### EXERCISE PROMPT:
Do any lines in the data below contain "page"? If so, copy every one of them.

======== SOURCE DATA ========

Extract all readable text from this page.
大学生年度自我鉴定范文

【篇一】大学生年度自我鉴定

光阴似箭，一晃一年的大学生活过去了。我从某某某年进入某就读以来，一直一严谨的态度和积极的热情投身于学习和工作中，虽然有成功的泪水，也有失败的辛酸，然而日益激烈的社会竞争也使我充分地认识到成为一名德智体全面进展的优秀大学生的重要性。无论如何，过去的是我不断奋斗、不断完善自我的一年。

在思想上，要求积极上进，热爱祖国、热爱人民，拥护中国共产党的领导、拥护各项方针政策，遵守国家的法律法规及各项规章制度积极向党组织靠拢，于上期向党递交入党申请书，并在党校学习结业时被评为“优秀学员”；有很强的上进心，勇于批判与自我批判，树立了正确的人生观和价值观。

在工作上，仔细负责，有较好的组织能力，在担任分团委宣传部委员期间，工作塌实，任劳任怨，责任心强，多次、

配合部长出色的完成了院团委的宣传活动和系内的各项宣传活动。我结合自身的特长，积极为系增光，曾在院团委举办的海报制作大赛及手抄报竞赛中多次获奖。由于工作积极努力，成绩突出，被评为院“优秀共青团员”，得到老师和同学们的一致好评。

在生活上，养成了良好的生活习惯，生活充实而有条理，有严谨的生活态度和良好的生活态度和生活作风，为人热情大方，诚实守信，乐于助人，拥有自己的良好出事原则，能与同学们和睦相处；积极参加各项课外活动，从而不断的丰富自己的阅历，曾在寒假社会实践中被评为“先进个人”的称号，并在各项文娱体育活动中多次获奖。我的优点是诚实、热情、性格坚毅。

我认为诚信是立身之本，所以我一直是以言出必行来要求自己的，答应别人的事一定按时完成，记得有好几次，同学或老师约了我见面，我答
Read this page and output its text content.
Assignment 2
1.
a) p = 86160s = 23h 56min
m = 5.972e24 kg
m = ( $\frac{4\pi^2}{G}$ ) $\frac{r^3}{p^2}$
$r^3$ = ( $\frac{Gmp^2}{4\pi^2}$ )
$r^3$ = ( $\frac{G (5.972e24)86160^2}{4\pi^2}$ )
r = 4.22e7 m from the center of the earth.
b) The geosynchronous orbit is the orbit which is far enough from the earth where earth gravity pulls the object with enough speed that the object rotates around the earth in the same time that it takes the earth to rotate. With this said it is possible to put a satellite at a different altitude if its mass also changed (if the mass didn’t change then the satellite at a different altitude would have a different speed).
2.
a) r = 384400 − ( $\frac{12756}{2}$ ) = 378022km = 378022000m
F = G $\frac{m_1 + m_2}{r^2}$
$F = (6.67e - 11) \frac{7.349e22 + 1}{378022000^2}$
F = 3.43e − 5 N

========

### REPLY:
Extract all readable text from this page.
Read this page and output its text content.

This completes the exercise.